Exercise goal: The data must be returned in full and exactly as given.

The input:
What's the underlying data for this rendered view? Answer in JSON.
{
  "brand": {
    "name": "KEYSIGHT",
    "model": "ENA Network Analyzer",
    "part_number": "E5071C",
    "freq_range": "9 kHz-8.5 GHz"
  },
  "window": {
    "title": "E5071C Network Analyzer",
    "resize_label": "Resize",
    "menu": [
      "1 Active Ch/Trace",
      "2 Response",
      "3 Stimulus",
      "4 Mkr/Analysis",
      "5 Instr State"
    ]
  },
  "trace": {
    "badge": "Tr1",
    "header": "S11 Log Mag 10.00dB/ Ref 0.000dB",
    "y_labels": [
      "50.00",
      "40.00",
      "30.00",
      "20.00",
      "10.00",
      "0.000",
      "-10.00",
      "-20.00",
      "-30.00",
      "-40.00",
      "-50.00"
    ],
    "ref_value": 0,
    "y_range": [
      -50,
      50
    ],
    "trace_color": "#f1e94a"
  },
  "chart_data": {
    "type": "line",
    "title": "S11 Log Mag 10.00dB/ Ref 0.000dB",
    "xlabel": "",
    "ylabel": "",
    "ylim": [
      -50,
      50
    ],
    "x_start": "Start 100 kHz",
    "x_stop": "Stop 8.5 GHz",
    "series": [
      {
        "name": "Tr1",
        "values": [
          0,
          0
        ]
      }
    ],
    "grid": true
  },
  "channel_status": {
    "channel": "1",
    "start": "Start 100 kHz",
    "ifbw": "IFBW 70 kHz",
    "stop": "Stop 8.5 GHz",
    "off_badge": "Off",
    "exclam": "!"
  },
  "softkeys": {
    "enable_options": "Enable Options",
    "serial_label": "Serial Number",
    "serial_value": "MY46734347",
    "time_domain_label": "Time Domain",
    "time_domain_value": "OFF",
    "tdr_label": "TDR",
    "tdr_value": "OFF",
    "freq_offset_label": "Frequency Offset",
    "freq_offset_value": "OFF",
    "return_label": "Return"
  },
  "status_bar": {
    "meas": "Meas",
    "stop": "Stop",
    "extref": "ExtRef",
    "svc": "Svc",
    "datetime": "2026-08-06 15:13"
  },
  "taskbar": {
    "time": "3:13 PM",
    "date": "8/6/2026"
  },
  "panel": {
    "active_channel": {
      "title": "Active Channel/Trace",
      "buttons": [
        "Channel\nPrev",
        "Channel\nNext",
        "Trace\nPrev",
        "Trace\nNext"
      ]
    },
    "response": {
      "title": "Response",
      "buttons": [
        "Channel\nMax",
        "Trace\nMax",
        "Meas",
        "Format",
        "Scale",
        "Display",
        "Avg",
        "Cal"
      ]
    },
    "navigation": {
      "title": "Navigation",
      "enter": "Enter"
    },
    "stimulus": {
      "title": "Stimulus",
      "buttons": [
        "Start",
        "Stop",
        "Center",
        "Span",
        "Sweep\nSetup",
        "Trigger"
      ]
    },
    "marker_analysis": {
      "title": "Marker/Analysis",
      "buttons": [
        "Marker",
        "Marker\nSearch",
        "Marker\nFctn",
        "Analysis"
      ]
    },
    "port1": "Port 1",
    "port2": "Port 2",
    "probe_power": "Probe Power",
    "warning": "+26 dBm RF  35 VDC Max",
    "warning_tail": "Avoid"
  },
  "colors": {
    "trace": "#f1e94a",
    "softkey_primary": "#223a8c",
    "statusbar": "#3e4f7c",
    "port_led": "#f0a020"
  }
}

Reply:
What's the underlying data for this rendered view? Answer in JSON.
{
  "brand": {
    "name": "KEYSIGHT",
    "model": "ENA Network Analyzer",
    "part_number": "E5071C",
    "freq_range": "9 kHz-8.5 GHz"
  },
  "window": {
    "title": "E5071C Network Analyzer",
    "resize_label": "Resize",
    "menu": [
      "1 Active Ch/Trace",
      "2 Response",
      "3 Stimulus",
      "4 Mkr/Analysis",
      "5 Instr State"
    ]
  },
  "trace": {
    "badge": "Tr1",
    "header": "S11 Log Mag 10.00dB/ Ref 0.000dB",
    "y_labels": [
      "50.00",
      "40.00",
      "30.00",
      "20.00",
      "10.00",
      "0.000",
      "-10.00",
      "-20.00",
      "-30.00",
      "-40.00",
      "-50.00"
    ],
    "ref_value": 0,
    "y_range": [
      -50,
      50
    ],
    "trace_color": "#f1e94a"
  },
  "chart_data": {
    "type": "line",
    "title": "S11 Log Mag 10.00dB/ Ref 0.000dB",
    "xlabel": "",
    "ylabel": "",
    "ylim": [
      -50,
      50
    ],
    "x_start": "Start 100 kHz",
    "x_stop": "Stop 8.5 GHz",
    "series": [
      {
        "name": "Tr1",
        "values": [
          0,
          0
        ]
      }
    ],
    "grid": true
  },
  "channel_status": {
    "channel": "1",
    "start": "Start 100 kHz",
    "ifbw": "IFBW 70 kHz",
    "stop": "Stop 8.5 GHz",
    "off_badge": "Off",
    "exclam": "!"
  },
  "softkeys": {
    "enable_options": "Enable Options",
    "serial_label": "Serial Number",
    "serial_value": "MY46734347",
    "time_domain_label": "Time Domain",
    "time_domain_value": "OFF",
    "tdr_label": "TDR",
    "tdr_value": "OFF",
    "freq_offset_label": "Frequency Offset",
    "freq_offset_value": "OFF",
    "return_label": "Return"
  },
  "status_bar": {
    "meas": "Meas",
    "stop": "Stop",
    "extref": "ExtRef",
    "svc": "Svc",
    "datetime": "2026-08-06 15:13"
  },
  "taskbar": {
    "time": "3:13 PM",
    "date": "8/6/2026"
  },
  "panel": {
    "active_channel": {
      "title": "Active Channel/Trace",
      "buttons": [
        "Channel\nPrev",
        "Channel\nNext",
        "Trace\nPrev",
        "Trace\nNext"
      ]
    },
    "response": {
      "title": "Response",
      "buttons": [
        "Channel\nMax",
        "Trace\nMax",
        "Meas",
        "Format",
        "Scale",
        "Display",
        "Avg",
        "Cal"
      ]
    },
    "navigation": {
      "title": "Navigation",
      "enter": "Enter"
    },
    "stimulus": {
      "title": "Stimulus",
      "buttons": [
        "Start",
        "Stop",
        "Center",
        "Span",
        "Sweep\nSetup",
        "Trigger"
      ]
    },
    "marker_analysis": {
      "title": "Marker/Analysis",
      "buttons": [
        "Marker",
        "Marker\nSearch",
        "Marker\nFctn",
        "Analysis"
      ]
    },
    "port1": "Port 1",
    "port2": "Port 2",
    "probe_power": "Probe Power",
    "warning": "+26 dBm RF  35 VDC Max",
    "warning_tail": "Avoid"
  },
  "colors": {
    "trace": "#f1e94a",
    "softkey_primary": "#223a8c",
    "statusbar": "#3e4f7c",
    "port_led": "#f0a020"
  }
}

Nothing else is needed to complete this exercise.